Find the word "title" in the data. Return every line where it appears.

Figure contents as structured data

------

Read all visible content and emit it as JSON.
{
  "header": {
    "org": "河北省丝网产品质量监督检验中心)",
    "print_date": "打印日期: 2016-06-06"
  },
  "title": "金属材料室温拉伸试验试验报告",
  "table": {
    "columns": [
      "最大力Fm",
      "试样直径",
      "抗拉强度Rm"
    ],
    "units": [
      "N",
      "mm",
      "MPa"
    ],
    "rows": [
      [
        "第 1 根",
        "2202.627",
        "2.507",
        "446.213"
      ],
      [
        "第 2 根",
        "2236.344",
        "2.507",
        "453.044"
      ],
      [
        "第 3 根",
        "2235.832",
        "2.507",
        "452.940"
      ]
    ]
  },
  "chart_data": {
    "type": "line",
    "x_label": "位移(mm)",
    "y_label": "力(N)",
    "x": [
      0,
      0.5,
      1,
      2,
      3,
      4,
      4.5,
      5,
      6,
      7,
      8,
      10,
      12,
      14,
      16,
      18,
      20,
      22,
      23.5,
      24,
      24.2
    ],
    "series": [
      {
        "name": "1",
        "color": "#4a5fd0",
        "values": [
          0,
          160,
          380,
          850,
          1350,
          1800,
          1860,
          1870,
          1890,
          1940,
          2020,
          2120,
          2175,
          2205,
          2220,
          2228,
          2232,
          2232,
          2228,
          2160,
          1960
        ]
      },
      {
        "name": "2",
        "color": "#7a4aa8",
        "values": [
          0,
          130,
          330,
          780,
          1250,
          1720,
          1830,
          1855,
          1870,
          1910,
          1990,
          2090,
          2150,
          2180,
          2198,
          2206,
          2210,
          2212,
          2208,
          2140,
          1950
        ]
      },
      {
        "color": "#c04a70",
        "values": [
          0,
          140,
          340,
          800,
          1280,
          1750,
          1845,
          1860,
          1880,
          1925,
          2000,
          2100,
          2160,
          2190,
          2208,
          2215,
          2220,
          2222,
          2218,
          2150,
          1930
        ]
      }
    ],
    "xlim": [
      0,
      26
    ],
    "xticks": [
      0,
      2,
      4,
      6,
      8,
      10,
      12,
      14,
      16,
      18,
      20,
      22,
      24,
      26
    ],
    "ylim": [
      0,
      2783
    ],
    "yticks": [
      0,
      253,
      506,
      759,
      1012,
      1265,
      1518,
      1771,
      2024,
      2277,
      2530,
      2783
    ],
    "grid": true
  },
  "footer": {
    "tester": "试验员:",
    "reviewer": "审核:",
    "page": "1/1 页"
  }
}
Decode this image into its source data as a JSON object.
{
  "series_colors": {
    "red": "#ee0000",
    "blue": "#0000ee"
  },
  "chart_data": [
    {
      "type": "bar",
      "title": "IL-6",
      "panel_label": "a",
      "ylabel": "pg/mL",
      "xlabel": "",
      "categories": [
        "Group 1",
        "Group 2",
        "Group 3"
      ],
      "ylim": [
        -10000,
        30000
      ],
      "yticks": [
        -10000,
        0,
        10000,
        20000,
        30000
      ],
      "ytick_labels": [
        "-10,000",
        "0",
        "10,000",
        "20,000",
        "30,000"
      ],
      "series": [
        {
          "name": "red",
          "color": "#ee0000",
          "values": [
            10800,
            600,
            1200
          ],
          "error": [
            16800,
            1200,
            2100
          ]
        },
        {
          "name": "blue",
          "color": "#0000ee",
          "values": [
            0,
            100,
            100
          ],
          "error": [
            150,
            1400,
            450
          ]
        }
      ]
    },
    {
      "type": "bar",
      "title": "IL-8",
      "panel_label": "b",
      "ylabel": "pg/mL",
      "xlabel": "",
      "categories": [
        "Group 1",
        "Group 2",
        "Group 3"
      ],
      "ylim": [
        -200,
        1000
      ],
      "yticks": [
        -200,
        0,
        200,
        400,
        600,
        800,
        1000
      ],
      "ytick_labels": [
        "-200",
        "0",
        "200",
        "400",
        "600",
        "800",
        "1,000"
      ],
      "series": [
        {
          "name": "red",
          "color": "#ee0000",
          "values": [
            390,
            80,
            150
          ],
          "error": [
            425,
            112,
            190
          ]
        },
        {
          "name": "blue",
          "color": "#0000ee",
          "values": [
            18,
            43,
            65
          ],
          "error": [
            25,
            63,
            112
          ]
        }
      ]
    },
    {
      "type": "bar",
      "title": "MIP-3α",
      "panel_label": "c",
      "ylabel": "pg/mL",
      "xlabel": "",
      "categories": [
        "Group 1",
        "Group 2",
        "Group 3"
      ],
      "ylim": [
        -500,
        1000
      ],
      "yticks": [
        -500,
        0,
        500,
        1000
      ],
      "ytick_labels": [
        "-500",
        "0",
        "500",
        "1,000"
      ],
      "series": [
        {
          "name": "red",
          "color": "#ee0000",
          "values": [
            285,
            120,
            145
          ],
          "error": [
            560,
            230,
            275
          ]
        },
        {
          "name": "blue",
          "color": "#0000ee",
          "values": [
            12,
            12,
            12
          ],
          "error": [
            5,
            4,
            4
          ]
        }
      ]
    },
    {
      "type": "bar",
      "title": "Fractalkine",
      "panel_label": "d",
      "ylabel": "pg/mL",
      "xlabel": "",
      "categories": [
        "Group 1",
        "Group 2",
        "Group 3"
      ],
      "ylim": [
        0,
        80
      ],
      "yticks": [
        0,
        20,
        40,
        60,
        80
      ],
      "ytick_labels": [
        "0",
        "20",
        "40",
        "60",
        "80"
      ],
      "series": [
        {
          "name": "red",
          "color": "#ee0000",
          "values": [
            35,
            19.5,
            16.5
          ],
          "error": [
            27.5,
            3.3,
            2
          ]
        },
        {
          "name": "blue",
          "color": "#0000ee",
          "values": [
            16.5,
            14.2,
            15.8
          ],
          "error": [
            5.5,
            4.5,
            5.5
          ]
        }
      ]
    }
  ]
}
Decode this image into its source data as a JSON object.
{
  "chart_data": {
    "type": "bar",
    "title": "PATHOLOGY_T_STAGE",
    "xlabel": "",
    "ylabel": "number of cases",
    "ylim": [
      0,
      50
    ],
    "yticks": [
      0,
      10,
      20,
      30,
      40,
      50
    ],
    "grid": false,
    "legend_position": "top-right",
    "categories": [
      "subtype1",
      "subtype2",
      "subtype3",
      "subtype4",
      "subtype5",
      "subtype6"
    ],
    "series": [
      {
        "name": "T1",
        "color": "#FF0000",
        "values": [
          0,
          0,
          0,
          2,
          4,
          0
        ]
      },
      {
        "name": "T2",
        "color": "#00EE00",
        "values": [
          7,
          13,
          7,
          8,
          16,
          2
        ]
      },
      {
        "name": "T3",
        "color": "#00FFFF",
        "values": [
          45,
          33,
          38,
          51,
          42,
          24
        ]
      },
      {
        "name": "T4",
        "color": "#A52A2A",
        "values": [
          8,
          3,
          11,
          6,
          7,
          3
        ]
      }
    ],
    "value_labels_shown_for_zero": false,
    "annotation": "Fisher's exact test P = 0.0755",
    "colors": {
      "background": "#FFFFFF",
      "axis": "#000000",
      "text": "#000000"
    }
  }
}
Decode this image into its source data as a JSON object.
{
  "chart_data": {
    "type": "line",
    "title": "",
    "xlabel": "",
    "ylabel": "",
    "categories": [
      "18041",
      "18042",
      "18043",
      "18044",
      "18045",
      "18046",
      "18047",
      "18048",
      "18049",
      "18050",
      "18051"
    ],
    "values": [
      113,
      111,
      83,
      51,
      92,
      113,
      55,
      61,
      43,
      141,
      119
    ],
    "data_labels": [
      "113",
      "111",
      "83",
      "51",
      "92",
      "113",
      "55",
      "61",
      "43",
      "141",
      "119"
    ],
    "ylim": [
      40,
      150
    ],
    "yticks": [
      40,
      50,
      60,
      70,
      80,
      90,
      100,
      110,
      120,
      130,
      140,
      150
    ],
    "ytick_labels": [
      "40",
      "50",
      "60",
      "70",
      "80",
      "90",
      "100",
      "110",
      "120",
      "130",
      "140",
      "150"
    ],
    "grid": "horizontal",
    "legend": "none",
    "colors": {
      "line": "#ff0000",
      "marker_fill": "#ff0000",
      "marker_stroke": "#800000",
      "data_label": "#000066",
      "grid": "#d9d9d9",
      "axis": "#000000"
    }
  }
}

------

[Exercise response]
  "title": "金属材料室温拉伸试验试验报告",
      "title": "IL-6",
      "title": "IL-8",
      "title": "MIP-3α",
      "title": "Fractalkine",
    "title": "PATHOLOGY_T_STAGE",
    "title": "",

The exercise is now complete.